▸ **WHAT IS BEING ASKED**: Determine how many lines hold "MOHAMED" and give only that number.
— BEGIN —
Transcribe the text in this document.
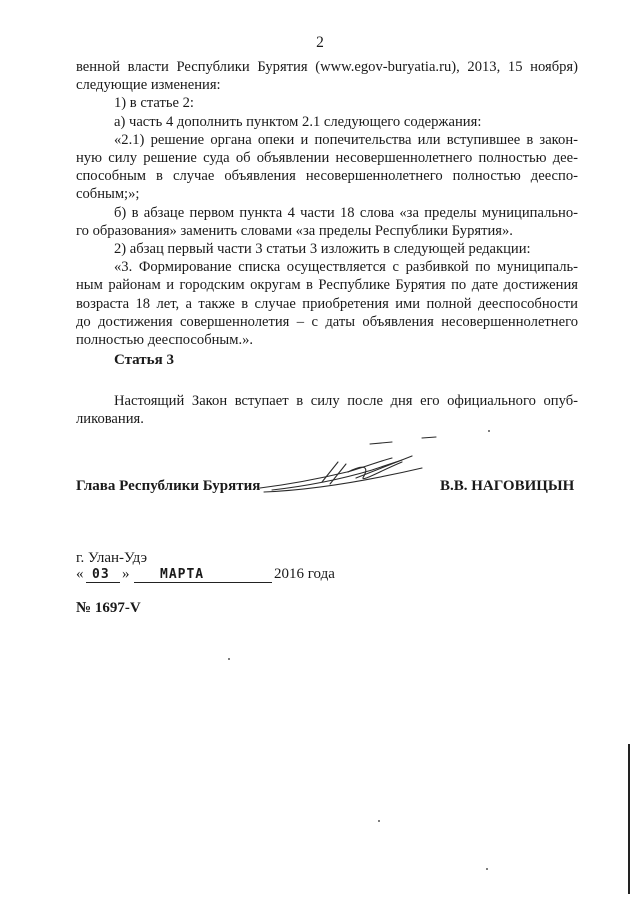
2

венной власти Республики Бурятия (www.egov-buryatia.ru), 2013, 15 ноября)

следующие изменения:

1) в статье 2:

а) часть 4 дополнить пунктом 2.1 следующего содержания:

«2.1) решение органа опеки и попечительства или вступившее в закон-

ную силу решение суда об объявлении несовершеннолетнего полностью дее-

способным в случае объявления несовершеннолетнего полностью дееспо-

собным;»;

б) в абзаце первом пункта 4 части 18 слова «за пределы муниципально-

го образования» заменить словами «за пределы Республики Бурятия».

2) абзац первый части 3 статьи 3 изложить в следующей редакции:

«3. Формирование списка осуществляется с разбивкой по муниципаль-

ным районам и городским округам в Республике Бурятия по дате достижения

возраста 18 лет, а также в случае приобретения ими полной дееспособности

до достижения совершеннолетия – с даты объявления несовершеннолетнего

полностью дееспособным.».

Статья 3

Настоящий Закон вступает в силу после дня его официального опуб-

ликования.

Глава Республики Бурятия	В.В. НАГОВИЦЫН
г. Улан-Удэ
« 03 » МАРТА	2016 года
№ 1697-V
— END —
— BEGIN —
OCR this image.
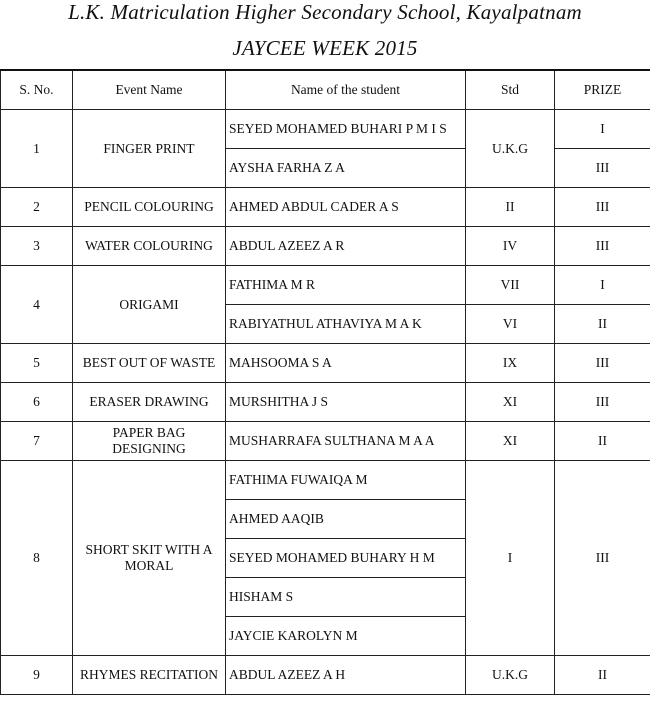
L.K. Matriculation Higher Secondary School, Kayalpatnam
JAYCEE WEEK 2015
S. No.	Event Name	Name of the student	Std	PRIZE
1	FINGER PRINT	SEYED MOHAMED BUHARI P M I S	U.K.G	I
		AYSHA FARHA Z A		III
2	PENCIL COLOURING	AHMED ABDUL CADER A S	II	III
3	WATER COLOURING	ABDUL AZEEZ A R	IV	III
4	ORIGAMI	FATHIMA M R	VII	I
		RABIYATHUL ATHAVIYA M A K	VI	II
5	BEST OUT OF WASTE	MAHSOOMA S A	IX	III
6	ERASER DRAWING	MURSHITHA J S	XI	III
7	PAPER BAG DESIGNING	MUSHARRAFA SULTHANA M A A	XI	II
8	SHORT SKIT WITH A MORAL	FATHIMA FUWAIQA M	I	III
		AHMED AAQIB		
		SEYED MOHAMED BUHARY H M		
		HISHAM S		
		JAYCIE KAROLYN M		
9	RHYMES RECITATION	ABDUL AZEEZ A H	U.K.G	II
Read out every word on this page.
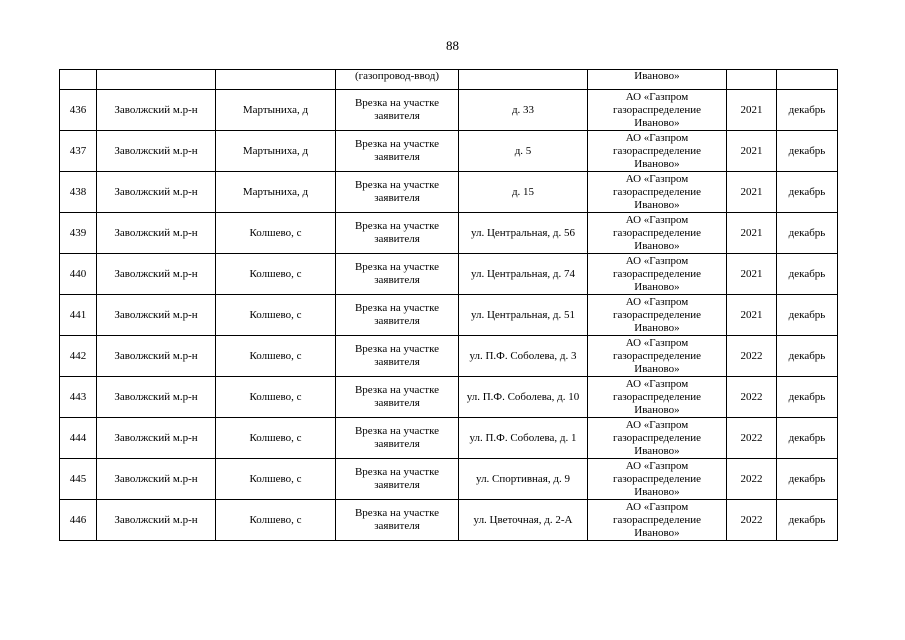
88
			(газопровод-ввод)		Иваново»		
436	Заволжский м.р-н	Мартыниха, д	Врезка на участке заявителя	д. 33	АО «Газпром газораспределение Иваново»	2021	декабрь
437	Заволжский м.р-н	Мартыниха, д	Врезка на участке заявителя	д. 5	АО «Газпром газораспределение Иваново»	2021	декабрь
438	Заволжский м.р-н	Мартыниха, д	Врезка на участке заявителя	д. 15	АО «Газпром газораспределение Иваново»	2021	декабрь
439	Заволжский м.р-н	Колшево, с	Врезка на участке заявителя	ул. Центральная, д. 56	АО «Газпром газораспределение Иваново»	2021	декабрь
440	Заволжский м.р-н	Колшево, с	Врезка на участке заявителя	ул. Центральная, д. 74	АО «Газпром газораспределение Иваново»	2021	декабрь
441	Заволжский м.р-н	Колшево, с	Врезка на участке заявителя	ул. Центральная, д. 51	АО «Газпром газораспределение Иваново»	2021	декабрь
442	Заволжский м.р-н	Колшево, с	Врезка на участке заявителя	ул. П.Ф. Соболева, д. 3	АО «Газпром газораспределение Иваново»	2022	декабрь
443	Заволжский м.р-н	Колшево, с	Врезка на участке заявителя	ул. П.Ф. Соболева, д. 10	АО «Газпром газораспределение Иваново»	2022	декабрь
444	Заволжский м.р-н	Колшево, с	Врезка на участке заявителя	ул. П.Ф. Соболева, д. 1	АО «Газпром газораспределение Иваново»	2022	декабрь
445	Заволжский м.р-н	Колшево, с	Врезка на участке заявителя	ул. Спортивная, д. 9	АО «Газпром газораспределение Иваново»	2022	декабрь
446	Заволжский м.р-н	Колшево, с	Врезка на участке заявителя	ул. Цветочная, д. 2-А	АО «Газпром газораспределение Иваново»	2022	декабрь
— END —
— BEGIN —
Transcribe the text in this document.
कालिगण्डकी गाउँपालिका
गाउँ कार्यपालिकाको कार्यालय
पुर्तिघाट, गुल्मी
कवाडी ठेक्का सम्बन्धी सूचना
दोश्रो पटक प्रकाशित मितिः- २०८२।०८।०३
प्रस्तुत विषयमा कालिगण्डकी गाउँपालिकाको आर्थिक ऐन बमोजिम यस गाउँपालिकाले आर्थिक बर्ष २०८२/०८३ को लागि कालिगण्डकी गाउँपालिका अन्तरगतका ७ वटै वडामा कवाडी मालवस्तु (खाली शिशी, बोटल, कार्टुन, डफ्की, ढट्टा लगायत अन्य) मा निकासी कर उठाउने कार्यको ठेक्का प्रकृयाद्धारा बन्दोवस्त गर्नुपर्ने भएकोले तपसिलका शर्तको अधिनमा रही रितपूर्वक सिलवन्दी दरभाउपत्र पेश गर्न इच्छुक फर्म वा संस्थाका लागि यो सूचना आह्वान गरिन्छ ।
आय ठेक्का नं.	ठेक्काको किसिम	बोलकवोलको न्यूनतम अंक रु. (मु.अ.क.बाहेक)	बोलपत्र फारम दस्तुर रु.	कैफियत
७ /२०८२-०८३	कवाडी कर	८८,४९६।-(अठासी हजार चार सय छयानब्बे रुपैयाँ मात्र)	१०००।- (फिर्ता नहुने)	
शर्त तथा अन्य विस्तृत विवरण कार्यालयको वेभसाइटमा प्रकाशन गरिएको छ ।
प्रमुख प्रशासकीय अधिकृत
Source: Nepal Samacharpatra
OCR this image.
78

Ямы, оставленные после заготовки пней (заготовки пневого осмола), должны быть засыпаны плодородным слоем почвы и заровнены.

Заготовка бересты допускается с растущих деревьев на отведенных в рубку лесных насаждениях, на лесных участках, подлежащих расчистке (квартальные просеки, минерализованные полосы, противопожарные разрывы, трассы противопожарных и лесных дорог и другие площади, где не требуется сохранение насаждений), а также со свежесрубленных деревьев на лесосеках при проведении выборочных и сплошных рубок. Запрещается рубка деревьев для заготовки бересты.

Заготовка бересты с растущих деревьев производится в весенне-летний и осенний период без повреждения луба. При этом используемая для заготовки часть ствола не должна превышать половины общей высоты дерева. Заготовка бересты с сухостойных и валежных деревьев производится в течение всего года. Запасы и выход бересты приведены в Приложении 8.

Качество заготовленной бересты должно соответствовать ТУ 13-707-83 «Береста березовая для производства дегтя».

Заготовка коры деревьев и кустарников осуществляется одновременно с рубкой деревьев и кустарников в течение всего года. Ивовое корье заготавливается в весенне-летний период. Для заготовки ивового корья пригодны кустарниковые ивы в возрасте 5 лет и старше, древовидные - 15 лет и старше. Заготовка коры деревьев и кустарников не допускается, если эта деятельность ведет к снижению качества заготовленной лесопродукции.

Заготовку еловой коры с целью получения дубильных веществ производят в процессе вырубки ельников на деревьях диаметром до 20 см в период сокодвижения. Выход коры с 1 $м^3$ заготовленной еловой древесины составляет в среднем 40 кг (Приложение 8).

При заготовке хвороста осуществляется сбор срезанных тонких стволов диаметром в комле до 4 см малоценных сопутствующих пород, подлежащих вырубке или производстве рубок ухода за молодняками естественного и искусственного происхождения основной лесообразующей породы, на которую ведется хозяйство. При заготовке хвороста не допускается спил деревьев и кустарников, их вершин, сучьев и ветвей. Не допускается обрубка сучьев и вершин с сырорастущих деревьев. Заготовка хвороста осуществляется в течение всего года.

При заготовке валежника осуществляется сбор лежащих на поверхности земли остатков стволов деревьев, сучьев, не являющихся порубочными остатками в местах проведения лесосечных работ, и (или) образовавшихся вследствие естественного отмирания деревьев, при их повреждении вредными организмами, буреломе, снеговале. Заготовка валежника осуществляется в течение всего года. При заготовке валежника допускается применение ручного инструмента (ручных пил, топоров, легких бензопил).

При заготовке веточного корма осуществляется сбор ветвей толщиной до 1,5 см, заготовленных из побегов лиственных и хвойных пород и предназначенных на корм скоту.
— END —
▸ **OUTPUT**: 2